GIVEN EXERCISE:
Extract every line where the string "JSON" appears.

— begin DATA EXCERPTS —

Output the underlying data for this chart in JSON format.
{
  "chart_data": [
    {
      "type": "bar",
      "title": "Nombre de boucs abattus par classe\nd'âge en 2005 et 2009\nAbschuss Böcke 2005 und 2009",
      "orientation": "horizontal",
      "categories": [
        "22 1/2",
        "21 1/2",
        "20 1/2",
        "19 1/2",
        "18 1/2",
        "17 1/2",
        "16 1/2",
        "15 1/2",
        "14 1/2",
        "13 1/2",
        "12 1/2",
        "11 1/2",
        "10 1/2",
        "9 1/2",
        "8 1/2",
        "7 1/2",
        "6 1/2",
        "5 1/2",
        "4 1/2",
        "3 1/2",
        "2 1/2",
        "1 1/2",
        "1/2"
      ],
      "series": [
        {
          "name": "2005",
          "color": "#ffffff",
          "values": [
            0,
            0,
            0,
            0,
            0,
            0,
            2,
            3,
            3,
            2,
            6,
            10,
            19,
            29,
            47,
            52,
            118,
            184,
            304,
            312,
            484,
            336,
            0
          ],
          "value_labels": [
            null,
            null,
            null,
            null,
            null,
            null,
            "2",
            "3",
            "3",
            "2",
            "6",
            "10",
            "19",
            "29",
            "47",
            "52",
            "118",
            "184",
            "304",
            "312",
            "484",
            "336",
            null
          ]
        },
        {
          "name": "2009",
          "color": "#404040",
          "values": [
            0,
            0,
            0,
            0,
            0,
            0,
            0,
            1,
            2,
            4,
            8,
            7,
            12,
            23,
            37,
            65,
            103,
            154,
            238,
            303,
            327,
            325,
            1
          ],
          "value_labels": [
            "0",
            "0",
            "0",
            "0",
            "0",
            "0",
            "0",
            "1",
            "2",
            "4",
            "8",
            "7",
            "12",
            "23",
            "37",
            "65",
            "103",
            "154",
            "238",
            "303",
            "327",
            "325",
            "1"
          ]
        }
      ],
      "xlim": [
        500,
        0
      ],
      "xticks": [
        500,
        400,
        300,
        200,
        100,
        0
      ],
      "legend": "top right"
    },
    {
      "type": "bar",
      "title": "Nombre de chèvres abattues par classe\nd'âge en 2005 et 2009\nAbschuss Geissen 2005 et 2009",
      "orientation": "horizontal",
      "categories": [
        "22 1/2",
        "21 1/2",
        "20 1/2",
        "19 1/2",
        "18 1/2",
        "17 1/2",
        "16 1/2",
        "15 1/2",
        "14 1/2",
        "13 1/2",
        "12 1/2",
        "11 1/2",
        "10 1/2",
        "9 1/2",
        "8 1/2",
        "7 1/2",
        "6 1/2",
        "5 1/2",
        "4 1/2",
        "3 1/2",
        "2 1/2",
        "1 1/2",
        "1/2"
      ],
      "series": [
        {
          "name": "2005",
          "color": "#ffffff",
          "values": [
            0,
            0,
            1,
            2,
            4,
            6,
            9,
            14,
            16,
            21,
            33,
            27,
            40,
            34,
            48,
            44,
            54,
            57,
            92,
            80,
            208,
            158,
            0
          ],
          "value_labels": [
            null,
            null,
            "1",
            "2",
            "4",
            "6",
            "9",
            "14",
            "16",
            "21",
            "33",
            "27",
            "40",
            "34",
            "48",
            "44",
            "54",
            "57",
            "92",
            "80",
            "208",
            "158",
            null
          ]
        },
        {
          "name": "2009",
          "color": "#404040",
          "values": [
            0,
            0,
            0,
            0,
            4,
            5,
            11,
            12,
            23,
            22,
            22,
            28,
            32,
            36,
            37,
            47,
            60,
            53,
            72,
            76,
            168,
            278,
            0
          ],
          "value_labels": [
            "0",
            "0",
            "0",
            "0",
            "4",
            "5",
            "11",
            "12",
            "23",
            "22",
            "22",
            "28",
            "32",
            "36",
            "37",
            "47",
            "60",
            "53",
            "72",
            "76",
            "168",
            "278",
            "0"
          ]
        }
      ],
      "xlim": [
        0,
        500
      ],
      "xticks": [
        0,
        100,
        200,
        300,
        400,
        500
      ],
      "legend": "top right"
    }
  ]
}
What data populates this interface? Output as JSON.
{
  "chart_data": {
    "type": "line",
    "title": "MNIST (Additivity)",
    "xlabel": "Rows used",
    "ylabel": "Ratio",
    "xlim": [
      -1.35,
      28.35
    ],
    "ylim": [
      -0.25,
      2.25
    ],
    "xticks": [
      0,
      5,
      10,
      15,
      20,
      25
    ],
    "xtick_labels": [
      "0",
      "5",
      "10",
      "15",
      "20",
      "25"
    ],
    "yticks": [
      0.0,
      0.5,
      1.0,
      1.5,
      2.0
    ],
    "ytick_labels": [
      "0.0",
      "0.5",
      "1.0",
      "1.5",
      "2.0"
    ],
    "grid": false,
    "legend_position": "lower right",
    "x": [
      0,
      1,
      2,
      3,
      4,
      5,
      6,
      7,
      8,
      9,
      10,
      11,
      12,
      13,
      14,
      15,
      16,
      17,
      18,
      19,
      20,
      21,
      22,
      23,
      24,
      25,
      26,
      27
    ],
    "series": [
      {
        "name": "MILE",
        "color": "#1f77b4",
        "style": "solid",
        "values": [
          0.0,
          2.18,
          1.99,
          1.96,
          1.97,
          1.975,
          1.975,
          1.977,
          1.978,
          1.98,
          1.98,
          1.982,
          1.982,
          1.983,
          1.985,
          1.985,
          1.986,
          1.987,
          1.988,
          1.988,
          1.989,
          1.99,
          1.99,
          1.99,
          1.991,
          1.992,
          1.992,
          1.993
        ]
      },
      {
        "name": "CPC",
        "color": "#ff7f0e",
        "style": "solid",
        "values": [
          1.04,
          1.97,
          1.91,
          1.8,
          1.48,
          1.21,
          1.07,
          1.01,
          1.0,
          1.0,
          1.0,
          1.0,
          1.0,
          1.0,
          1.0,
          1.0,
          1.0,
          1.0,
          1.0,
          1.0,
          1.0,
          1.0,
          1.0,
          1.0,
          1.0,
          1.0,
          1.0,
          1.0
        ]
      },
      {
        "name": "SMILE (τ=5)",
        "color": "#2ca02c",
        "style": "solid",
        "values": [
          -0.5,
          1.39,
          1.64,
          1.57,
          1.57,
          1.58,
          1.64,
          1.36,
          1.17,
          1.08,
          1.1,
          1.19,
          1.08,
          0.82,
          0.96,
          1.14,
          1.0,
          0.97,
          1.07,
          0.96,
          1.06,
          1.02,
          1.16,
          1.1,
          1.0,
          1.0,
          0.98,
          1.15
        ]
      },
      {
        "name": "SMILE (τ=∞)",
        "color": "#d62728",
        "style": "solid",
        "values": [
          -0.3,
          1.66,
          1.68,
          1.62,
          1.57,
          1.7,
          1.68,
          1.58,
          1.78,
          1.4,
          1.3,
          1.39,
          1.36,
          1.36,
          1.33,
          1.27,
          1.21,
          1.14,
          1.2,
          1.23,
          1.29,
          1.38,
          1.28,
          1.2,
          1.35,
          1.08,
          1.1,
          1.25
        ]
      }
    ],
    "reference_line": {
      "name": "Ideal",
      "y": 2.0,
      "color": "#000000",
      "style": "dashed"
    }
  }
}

— end DATA EXCERPTS —

THE RESULT:
Output the underlying data for this chart in JSON format.
What data populates this interface? Output as JSON.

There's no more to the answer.